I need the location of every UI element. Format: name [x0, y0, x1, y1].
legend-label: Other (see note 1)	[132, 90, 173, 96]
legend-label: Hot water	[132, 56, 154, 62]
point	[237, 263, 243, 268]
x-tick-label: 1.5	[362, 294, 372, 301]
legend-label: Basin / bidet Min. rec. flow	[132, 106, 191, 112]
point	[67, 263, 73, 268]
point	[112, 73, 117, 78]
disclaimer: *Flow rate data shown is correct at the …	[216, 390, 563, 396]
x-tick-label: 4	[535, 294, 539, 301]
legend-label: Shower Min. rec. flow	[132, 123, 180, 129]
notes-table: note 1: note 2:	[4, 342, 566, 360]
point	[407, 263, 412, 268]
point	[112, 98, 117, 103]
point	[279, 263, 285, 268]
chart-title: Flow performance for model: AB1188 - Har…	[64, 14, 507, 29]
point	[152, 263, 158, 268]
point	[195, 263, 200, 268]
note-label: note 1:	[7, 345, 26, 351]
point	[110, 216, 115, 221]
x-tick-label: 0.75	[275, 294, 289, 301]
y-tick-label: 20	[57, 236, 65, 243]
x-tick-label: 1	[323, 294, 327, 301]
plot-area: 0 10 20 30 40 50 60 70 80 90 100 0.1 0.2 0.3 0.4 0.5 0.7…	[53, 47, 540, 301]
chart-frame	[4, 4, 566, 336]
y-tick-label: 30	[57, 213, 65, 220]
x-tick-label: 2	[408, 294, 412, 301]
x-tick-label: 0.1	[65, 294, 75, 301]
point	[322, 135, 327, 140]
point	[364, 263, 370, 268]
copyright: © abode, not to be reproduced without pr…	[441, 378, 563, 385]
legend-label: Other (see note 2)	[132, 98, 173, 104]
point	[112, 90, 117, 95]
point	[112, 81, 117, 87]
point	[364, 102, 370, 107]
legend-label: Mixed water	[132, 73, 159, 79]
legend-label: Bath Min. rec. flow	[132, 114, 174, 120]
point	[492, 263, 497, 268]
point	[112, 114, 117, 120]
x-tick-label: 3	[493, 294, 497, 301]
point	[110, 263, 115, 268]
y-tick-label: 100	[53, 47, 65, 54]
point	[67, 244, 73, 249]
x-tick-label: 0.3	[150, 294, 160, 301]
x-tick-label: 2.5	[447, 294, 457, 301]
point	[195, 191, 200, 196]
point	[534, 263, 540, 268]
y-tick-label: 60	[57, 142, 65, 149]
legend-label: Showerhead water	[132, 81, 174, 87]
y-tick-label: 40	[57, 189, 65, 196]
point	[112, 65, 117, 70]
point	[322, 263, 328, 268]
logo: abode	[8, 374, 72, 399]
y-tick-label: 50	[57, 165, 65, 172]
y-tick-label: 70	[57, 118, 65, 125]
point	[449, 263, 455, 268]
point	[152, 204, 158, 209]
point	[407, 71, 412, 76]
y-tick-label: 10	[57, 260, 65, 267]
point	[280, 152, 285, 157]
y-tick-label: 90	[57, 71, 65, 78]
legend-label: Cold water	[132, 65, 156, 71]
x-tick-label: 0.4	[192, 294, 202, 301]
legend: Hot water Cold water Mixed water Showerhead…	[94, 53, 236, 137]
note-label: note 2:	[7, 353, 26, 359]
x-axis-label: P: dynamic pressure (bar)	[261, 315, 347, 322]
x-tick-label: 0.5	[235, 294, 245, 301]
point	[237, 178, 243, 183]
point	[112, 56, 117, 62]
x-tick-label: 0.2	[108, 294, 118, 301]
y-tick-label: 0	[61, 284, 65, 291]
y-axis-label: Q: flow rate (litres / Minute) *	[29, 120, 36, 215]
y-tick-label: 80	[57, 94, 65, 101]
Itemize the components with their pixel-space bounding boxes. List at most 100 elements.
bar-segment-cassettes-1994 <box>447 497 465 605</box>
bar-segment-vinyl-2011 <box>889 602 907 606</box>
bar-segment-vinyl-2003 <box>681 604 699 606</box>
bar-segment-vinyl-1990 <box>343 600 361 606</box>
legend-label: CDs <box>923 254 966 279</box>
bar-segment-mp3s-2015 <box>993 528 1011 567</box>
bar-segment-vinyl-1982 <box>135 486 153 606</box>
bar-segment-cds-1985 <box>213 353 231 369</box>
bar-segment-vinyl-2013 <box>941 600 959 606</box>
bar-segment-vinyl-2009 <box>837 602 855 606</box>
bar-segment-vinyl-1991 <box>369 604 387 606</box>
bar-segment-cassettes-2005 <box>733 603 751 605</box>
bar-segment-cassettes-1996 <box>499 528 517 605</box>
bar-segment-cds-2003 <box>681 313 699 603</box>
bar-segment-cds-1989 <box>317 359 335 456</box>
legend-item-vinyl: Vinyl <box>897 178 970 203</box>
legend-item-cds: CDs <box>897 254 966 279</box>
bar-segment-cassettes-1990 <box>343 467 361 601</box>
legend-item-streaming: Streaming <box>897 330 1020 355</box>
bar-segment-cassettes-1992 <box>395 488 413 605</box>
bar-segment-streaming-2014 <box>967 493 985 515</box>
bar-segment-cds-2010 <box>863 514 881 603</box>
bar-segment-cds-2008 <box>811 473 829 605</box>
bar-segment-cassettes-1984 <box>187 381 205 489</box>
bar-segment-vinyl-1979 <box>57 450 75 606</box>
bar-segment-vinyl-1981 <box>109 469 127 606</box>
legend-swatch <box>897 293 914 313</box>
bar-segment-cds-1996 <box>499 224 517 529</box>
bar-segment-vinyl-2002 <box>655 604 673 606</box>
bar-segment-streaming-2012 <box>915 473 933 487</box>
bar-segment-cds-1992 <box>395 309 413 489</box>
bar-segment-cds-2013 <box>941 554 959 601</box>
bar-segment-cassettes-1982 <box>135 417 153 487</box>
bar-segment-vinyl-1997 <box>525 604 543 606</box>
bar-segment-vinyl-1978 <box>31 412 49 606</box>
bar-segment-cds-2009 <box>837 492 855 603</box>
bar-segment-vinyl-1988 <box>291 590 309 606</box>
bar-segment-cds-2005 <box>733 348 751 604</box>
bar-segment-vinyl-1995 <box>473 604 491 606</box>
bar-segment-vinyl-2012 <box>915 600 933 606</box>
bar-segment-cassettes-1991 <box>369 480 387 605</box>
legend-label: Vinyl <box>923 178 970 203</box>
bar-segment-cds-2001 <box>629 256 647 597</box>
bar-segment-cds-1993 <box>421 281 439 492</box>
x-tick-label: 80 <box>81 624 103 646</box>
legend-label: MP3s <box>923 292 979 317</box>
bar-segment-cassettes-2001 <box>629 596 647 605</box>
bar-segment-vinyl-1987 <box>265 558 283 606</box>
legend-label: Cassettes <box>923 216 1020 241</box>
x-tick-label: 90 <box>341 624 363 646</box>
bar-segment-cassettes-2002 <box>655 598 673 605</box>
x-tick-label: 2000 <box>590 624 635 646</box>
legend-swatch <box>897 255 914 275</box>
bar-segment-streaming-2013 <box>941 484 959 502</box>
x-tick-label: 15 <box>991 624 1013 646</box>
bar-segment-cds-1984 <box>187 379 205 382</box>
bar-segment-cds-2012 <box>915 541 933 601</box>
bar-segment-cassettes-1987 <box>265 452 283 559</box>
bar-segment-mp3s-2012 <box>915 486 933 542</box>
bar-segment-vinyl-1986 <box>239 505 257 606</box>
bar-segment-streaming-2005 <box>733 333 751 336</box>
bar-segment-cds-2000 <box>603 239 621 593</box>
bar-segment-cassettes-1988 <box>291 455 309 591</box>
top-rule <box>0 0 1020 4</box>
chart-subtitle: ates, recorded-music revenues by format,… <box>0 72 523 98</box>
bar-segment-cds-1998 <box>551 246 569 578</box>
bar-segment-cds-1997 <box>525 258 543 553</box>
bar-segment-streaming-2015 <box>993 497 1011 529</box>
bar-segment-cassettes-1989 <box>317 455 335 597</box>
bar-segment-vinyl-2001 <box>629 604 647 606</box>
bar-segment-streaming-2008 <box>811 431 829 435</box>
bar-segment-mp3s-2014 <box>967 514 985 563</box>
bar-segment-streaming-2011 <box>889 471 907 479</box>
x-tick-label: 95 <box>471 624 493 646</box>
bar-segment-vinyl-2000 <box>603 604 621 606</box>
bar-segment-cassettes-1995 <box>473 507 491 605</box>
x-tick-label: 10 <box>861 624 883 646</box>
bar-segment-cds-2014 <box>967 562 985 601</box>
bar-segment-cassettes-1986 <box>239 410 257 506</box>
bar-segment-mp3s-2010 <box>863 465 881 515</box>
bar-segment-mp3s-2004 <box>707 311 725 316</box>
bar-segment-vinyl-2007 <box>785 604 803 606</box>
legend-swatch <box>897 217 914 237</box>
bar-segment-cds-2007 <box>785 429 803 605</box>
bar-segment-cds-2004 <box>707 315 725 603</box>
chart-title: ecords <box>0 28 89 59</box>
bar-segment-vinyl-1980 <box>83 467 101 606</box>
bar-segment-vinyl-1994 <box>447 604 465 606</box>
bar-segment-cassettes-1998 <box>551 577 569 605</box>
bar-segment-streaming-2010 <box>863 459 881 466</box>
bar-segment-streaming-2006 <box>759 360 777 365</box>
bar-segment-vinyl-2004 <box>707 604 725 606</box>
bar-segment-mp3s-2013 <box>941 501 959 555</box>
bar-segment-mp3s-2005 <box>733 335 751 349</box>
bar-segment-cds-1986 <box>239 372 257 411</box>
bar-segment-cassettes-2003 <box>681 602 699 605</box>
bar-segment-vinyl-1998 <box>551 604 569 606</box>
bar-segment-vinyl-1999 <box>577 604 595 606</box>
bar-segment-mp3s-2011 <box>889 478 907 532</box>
------------------------------
Select every line of the listing above that contains the string "swatch".

legend-swatch <box>897 293 914 313</box>
legend-swatch <box>897 255 914 275</box>
legend-swatch <box>897 217 914 237</box>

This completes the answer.